# Fuente:
====================

78 horas de política
De todos los momentos de la historia del catalanismo, el president Torra ha meditado reiteradamente sobre la incierta gloria vivida durante esos días de abril de 1931. Durante años recopiló material para un libro –Quatre dies d’independència, este debía ser el título– y lo reconstruyó en un largo artículo, muy bueno, que la Revista de Catalunya publicó en el 2011. No sé si lo han leído los que han dado con el arsenal de metralla esencialista en el Dossier Torra. Fueron unas horas de intenso fervor –y mucha política, decisiones, llamadas telefónicas, negociaciones–. Son las 78 horas que, entre Barcelona y Madrid, transcurrieron desde el mediodía del martes día 14 hasta las diez de la noche del viernes 17.
Esta breve e intensa parábola temporal, tal como él la trazó, empezó con un gesto de autoridad unilateral de Francesc Macià. El excoronel separatista e impulsor del Estat Català, tras unos años en el exilio, había conquistado un gran valor simbólico entre parte de la ciudadanía catalana que se supo transformar en capital político llegado el momento de las elecciones. Era el líder de Esquerra Republicana de Catalunya, el conglomerado de partidos y plataformas recién nacido y que había ganado las elecciones municipales celebradas dos días antes. El día 14 de abril, para corregir la proclamación de la República declarada a media mañana por su compañero de partido Lluís Companys (“teníamos que esperar”, dicen que Macià decía minutos antes, “teníamos que esperar”), Macià salió al balcón del Ayuntamiento de Barcelona y redobló la apuesta proclamando sin épica la República Catalana. Había arriesgado porque entendía que estaba en una ventana de oportunidad antes de que se resolviera la crisis de régimen. “Macià pone brutalmente Catalunya de cara para resolver su destino”, afirmaba Torra en el 2011.
Formulo una hipótesis. Diría que es este instante con el que fantasean los propagandistas del entorno de Puigdemont –el presidente que, toreando la represión, ha apostado estratégicamente por la destrucción creativa (si hace falta, incluso de la Generalitat)–. Nos puede quedar un año de tensión gestionada con afán perturbador: generar tanta inestabilidad como se pueda para degradar tantas estructuras del Estado español como sea posible. ¿Objetivo? Poner en crisis un régimen que no se ha sabido regenerar. ¿Coste asumible? La parálisis política de Catalunya y hacer aún más frágil la herida cohesión interna de la sociedad catalana. ¿Horizonte? 26 de mayo del 2019. Elecciones municipales. Otra vez la fantasía mítica de la insurrección institucional que reforzarían los escenarios gandhianos, definidos con esta expresión por un Torra que los echó de menos con posterioridad al 1 de octubre.
14 de abril del 31. Después de aquella proclamación, Macià cruza la plaza Sant Jaume y se instala en el Palau de la Diputació. Se redacta una nueva declaración. Se constituye una guardia de honor, donde está Josep Tarradellas, que velará a lo largo de la noche al presidente. Durante el día 15 hará mucha política –nombramientos, visitas, entrevistas, telegramas... –a la vez que desde Madrid se dice que la política de Catalunya puede poner en riesgo el proceso de democratización que se acaba de poner en marcha para toda España. Por la mañana del día 16 llega en tren a Madrid el conseller Carrasco i Formiguera, que hacía ocho meses había sido uno de los firmantes del pacto de San Sebastián con representantes de la oposición republicana española. Su misión, avalada por un telefonema de Macià dirigido al presidente de la República Alcalá Zamora, es ultimar las negociaciones con el gobierno federal español.

====================

# Ejercicio A:
Según la fuente, ¿qué revista publicó en 2011 el largo artículo de Torra sobre aquellos días de abril de 1931?
# Ejercicio B:
Repite literalmente el fragmento de la fuente que comienza en "78 horas de" y termina en "del viernes 17.".

====================

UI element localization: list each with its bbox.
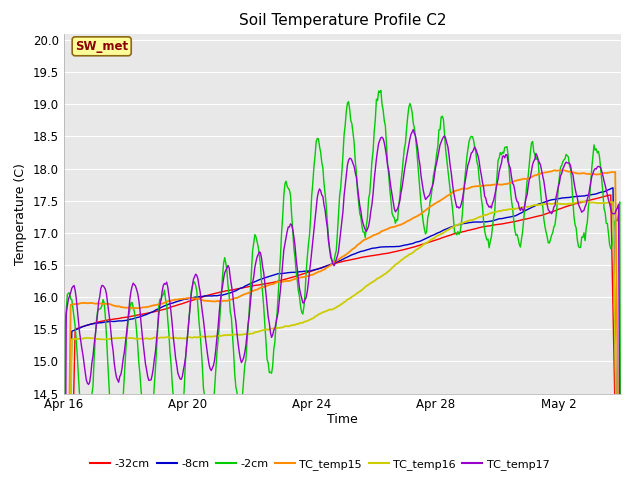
- TC_temp17: [410, 127, 417, 132]
- -8cm: [604, 188, 611, 193]
- -8cm: [324, 263, 332, 268]
- TC_temp16: [324, 307, 332, 313]
- Line: -8cm: -8cm: [64, 188, 621, 480]
- -32cm: [516, 217, 524, 223]
- TC_temp15: [605, 170, 612, 176]
- -32cm: [604, 193, 611, 199]
- Title: Soil Temperature Profile C2: Soil Temperature Profile C2: [239, 13, 446, 28]
- -2cm: [518, 237, 525, 242]
- -32cm: [607, 192, 614, 198]
- -8cm: [516, 210, 524, 216]
- TC_temp15: [362, 237, 369, 242]
- TC_temp16: [392, 262, 399, 267]
- Text: SW_met: SW_met: [75, 40, 128, 53]
- TC_temp15: [556, 168, 563, 173]
- TC_temp15: [392, 224, 399, 229]
- -8cm: [392, 244, 399, 250]
- TC_temp17: [392, 209, 399, 215]
- -32cm: [324, 263, 332, 268]
- -2cm: [377, 87, 385, 93]
- TC_temp17: [605, 197, 612, 203]
- TC_temp15: [328, 262, 335, 267]
- Legend: -32cm, -8cm, -2cm, TC_temp15, TC_temp16, TC_temp17: -32cm, -8cm, -2cm, TC_temp15, TC_temp16,…: [86, 455, 554, 474]
- Line: -32cm: -32cm: [64, 195, 621, 480]
- TC_temp17: [324, 238, 332, 244]
- TC_temp17: [328, 257, 335, 263]
- TC_temp16: [362, 284, 369, 290]
- -2cm: [393, 217, 401, 223]
- Y-axis label: Temperature (C): Temperature (C): [15, 163, 28, 264]
- -2cm: [605, 232, 612, 238]
- Line: TC_temp17: TC_temp17: [64, 130, 621, 480]
- X-axis label: Time: Time: [327, 413, 358, 426]
- TC_temp16: [516, 205, 524, 211]
- -8cm: [328, 261, 335, 267]
- TC_temp16: [328, 307, 335, 312]
- -32cm: [328, 262, 335, 267]
- Line: TC_temp16: TC_temp16: [64, 202, 621, 480]
- -2cm: [362, 235, 369, 240]
- -8cm: [609, 185, 617, 191]
- Line: -2cm: -2cm: [64, 90, 621, 480]
- TC_temp15: [324, 264, 332, 269]
- TC_temp15: [516, 177, 524, 182]
- TC_temp16: [579, 199, 587, 204]
- Line: TC_temp15: TC_temp15: [64, 170, 621, 480]
- TC_temp17: [362, 227, 369, 233]
- TC_temp16: [605, 200, 612, 205]
- -2cm: [328, 258, 335, 264]
- TC_temp17: [518, 204, 525, 210]
- -8cm: [362, 247, 369, 253]
- -2cm: [324, 233, 332, 239]
- -32cm: [362, 254, 369, 260]
- -32cm: [392, 249, 399, 254]
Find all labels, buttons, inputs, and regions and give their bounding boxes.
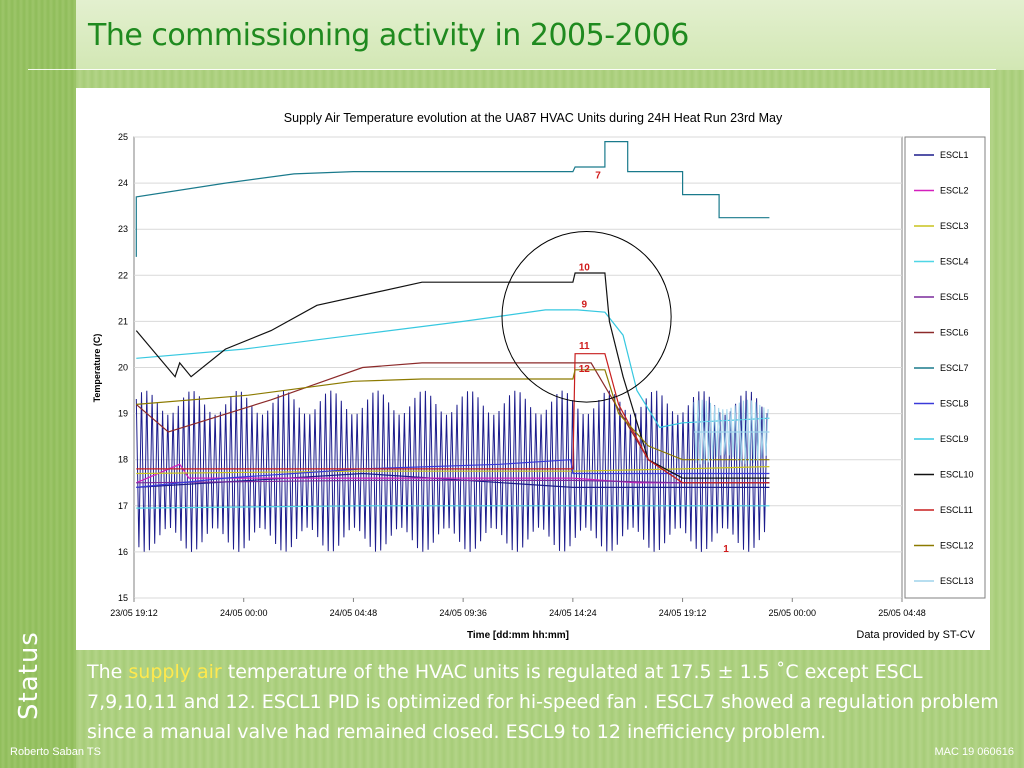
series-line-escl12	[136, 369, 770, 461]
side-strip	[0, 0, 76, 768]
y-tick-labels: 15 16 17 18 19 20 21 22 23 24 25	[118, 132, 128, 603]
x-tick-labels: 23/05 19:12 24/05 00:00 24/05 04:48 24/05 0…	[110, 598, 926, 618]
series-line-escl2	[136, 463, 770, 484]
y-tick-label: 23	[118, 224, 128, 234]
series-line-escl8	[136, 459, 770, 488]
annotation-label: 7	[595, 170, 601, 181]
series-line-escl7	[135, 141, 770, 257]
y-tick-label: 22	[118, 270, 128, 280]
annotations: 7 10 9 11 12 1	[501, 170, 729, 555]
legend-label: ESCL13	[940, 576, 974, 586]
x-tick-label: 25/05 00:00	[769, 608, 817, 618]
slide-title: The commissioning activity in 2005-2006	[88, 18, 689, 53]
x-tick-label: 24/05 04:48	[330, 608, 378, 618]
y-tick-label: 25	[118, 132, 128, 142]
y-tick-label: 21	[118, 316, 128, 326]
legend-label: ESCL4	[940, 257, 969, 267]
x-tick-label: 25/05 04:48	[878, 608, 926, 618]
y-tick-label: 16	[118, 547, 128, 557]
y-tick-label: 24	[118, 178, 128, 188]
legend-label: ESCL5	[940, 292, 969, 302]
title-divider	[28, 69, 996, 70]
annotation-label: 1	[723, 544, 729, 555]
grid-lines	[134, 136, 902, 599]
temperature-chart: Supply Air Temperature evolution at the …	[92, 111, 986, 641]
caption-highlight: supply air	[128, 661, 222, 683]
section-label: Status	[14, 631, 44, 720]
chart-title: Supply Air Temperature evolution at the …	[284, 111, 783, 125]
y-tick-label: 15	[118, 593, 128, 603]
x-tick-label: 24/05 19:12	[659, 608, 707, 618]
footer-reference: MAC 19 060616	[934, 746, 1015, 758]
legend-label: ESCL6	[940, 328, 969, 338]
series-line-escl4	[136, 505, 770, 509]
legend-label: ESCL1	[940, 150, 969, 160]
source-note: Data provided by ST-CV	[856, 629, 975, 641]
y-tick-label: 18	[118, 455, 128, 465]
x-tick-label: 23/05 19:12	[110, 608, 158, 618]
caption-body: temperature of the HVAC units is regulat…	[87, 661, 999, 743]
y-tick-label: 20	[118, 363, 128, 373]
slide-caption: The supply air temperature of the HVAC u…	[87, 657, 1007, 747]
series-line-escl13-oscillation	[693, 399, 769, 465]
series-line-escl9	[136, 309, 770, 429]
series-line-escl1-oscillation	[135, 390, 768, 552]
series-line-escl10	[135, 272, 770, 479]
series-lines	[135, 141, 770, 552]
highlight-circle	[501, 231, 672, 403]
annotation-label: 10	[579, 263, 591, 274]
x-tick-label: 24/05 14:24	[549, 608, 597, 618]
x-axis-label: Time [dd:mm hh:mm]	[467, 630, 569, 641]
title-band	[76, 0, 1024, 70]
y-tick-label: 19	[118, 409, 128, 419]
legend-label: ESCL10	[940, 470, 974, 480]
annotation-label: 11	[579, 341, 590, 352]
y-tick-label: 17	[118, 501, 128, 511]
y-axis-label: Temperature (C)	[92, 334, 102, 403]
legend-label: ESCL2	[940, 186, 969, 196]
legend-label: ESCL8	[940, 399, 969, 409]
footer-author: Roberto Saban TS	[10, 746, 101, 758]
series-line-escl11	[136, 353, 770, 484]
caption-prefix: The	[87, 661, 129, 683]
x-tick-label: 24/05 09:36	[439, 608, 487, 618]
legend-label: ESCL12	[940, 541, 974, 551]
legend-label: ESCL3	[940, 221, 969, 231]
legend-label: ESCL7	[940, 363, 969, 373]
chart-panel: Supply Air Temperature evolution at the …	[76, 88, 990, 650]
legend-label: ESCL9	[940, 434, 969, 444]
legend-label: ESCL11	[940, 505, 973, 515]
annotation-label: 12	[579, 364, 591, 375]
legend: ESCL1 ESCL2 ESCL3 ESCL4 ESCL5 ESCL6 ESCL7 ESCL8…	[914, 150, 974, 586]
x-tick-label: 24/05 00:00	[220, 608, 268, 618]
annotation-label: 9	[582, 300, 588, 311]
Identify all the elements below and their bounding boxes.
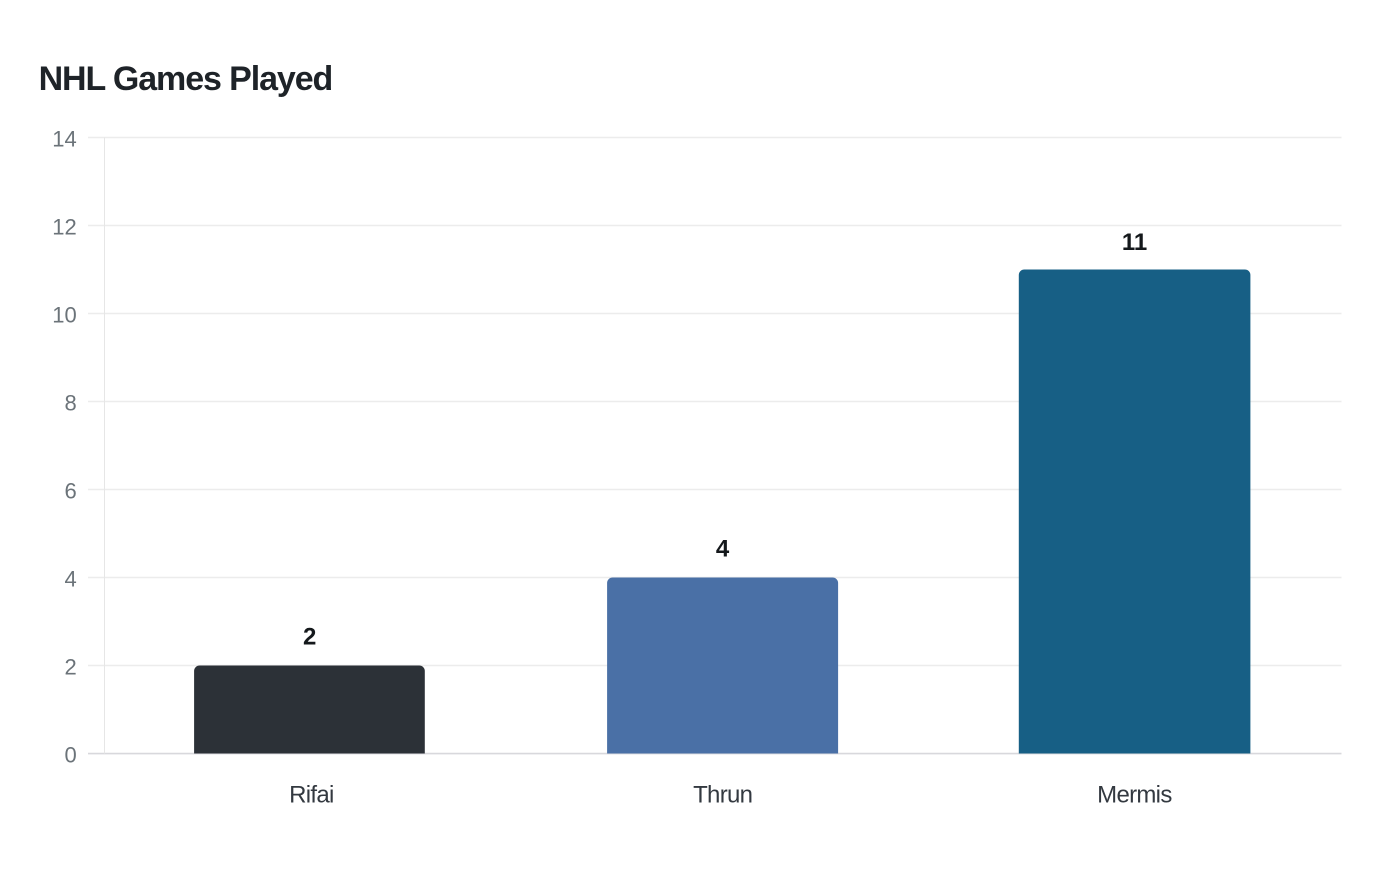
svg-text:0: 0 (64, 742, 76, 767)
svg-text:Mermis: Mermis (1097, 782, 1172, 809)
svg-text:12: 12 (52, 214, 76, 239)
svg-text:4: 4 (64, 566, 76, 591)
svg-text:11: 11 (1122, 229, 1147, 256)
svg-text:10: 10 (52, 302, 76, 327)
svg-text:4: 4 (716, 536, 730, 563)
svg-text:2: 2 (64, 654, 76, 679)
svg-text:14: 14 (52, 126, 76, 151)
svg-text:8: 8 (64, 390, 76, 415)
svg-text:NHL Games Played: NHL Games Played (39, 60, 333, 98)
svg-text:6: 6 (64, 478, 76, 503)
svg-text:Thrun: Thrun (693, 782, 752, 809)
svg-text:2: 2 (303, 624, 316, 651)
svg-text:Rifai: Rifai (289, 782, 334, 809)
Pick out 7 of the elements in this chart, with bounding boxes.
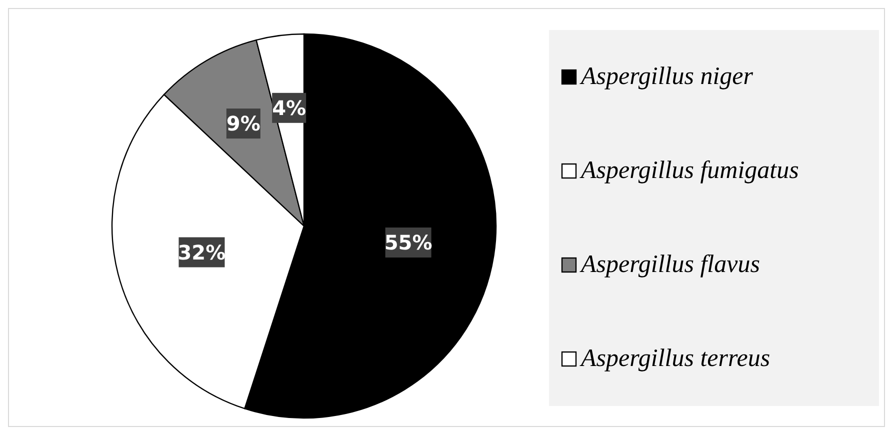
legend-label: Aspergillus terreus — [581, 344, 770, 372]
data-label: 55% — [384, 230, 432, 255]
legend-label: Aspergillus fumigatus — [581, 156, 799, 184]
data-label: 9% — [226, 112, 260, 136]
legend-label: Aspergillus flavus — [581, 250, 760, 278]
data-label: 4% — [272, 96, 306, 120]
legend-label: Aspergillus niger — [581, 62, 753, 90]
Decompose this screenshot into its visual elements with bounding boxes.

====================

# Respuesta final A:
La Revista de Catalunya.

# Respuesta final B:
78 horas de política
De todos los momentos de la historia del catalanismo, el president Torra ha meditado reiteradamente sobre la incierta gloria vivida durante esos días de abril de 1931. Durante años recopiló material para un libro –Quatre dies d’independència, este debía ser el título– y lo reconstruyó en un largo artículo, muy bueno, que la Revista de Catalunya publicó en el 2011. No sé si lo han leído los que han dado con el arsenal de metralla esencialista en el Dossier Torra. Fueron unas horas de intenso fervor –y mucha política, decisiones, llamadas telefónicas, negociaciones–. Son las 78 horas que, entre Barcelona y Madrid, transcurrieron desde el mediodía del martes día 14 hasta las diez de la noche del viernes 17.